## GIVEN TASK
Could you print all the entries exactly?

## STORED RECORDS
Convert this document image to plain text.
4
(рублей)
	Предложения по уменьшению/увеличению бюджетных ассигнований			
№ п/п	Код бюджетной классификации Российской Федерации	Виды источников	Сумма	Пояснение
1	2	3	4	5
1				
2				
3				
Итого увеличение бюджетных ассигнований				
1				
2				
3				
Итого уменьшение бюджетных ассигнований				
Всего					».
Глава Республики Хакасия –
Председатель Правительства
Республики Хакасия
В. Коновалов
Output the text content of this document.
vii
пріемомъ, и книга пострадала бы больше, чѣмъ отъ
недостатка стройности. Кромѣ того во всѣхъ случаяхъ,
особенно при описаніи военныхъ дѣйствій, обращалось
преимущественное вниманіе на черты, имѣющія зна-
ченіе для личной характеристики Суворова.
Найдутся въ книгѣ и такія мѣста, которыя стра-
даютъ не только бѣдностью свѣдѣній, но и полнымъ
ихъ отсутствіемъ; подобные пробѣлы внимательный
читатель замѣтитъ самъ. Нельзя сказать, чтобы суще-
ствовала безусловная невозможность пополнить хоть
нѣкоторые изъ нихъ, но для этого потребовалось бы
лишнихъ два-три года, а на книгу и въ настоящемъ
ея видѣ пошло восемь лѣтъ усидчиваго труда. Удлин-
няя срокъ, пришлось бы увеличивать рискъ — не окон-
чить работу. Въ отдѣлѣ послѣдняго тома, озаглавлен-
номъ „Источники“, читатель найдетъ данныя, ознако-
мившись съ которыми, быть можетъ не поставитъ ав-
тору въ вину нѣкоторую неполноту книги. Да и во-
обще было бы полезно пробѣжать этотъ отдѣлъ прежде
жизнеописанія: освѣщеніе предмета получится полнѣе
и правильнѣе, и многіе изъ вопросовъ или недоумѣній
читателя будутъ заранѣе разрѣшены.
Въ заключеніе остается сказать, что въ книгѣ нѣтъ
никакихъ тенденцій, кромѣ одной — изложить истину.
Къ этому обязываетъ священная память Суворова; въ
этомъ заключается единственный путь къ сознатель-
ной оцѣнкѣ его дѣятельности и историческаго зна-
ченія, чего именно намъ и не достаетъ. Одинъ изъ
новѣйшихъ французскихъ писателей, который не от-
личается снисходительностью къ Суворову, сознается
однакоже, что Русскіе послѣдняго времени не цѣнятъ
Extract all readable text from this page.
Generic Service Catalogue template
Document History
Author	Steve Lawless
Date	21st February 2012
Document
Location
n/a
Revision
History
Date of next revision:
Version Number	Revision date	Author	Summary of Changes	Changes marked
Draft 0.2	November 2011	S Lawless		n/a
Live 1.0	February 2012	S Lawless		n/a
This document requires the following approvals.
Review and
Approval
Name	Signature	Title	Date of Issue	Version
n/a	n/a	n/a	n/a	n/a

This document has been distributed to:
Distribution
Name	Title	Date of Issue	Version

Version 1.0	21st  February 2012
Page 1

## WORKED ANSWER
Convert this document image to plain text.
4
(рублей)
	Предложения по уменьшению/увеличению бюджетных ассигнований			
№ п/п	Код бюджетной классификации Российской Федерации	Виды источников	Сумма	Пояснение
1	2	3	4	5
1				
2				
3				
Итого увеличение бюджетных ассигнований				
1				
2				
3				
Итого уменьшение бюджетных ассигнований				
Всего					».
Глава Республики Хакасия –
Председатель Правительства
Республики Хакасия
В. Коновалов
Output the text content of this document.
vii
пріемомъ, и книга пострадала бы больше, чѣмъ отъ
недостатка стройности. Кромѣ того во всѣхъ случаяхъ,
особенно при описаніи военныхъ дѣйствій, обращалось
преимущественное вниманіе на черты, имѣющія зна-
ченіе для личной характеристики Суворова.
Найдутся въ книгѣ и такія мѣста, которыя стра-
даютъ не только бѣдностью свѣдѣній, но и полнымъ
ихъ отсутствіемъ; подобные пробѣлы внимательный
читатель замѣтитъ самъ. Нельзя сказать, чтобы суще-
ствовала безусловная невозможность пополнить хоть
нѣкоторые изъ нихъ, но для этого потребовалось бы
лишнихъ два-три года, а на книгу и въ настоящемъ
ея видѣ пошло восемь лѣтъ усидчиваго труда. Удлин-
няя срокъ, пришлось бы увеличивать рискъ — не окон-
чить работу. Въ отдѣлѣ послѣдняго тома, озаглавлен-
номъ „Источники“, читатель найдетъ данныя, ознако-
мившись съ которыми, быть можетъ не поставитъ ав-
тору въ вину нѣкоторую неполноту книги. Да и во-
обще было бы полезно пробѣжать этотъ отдѣлъ прежде
жизнеописанія: освѣщеніе предмета получится полнѣе
и правильнѣе, и многіе изъ вопросовъ или недоумѣній
читателя будутъ заранѣе разрѣшены.
Въ заключеніе остается сказать, что въ книгѣ нѣтъ
никакихъ тенденцій, кромѣ одной — изложить истину.
Къ этому обязываетъ священная память Суворова; въ
этомъ заключается единственный путь къ сознатель-
ной оцѣнкѣ его дѣятельности и историческаго зна-
ченія, чего именно намъ и не достаетъ. Одинъ изъ
новѣйшихъ французскихъ писателей, который не от-
личается снисходительностью къ Суворову, сознается
однакоже, что Русскіе послѣдняго времени не цѣнятъ
Extract all readable text from this page.
Generic Service Catalogue template
Document History
Author	Steve Lawless
Date	21st February 2012
Document
Location
n/a
Revision
History
Date of next revision:
Version Number	Revision date	Author	Summary of Changes	Changes marked
Draft 0.2	November 2011	S Lawless		n/a
Live 1.0	February 2012	S Lawless		n/a
This document requires the following approvals.
Review and
Approval
Name	Signature	Title	Date of Issue	Version
n/a	n/a	n/a	n/a	n/a

This document has been distributed to:
Distribution
Name	Title	Date of Issue	Version

Version 1.0	21st  February 2012
Page 1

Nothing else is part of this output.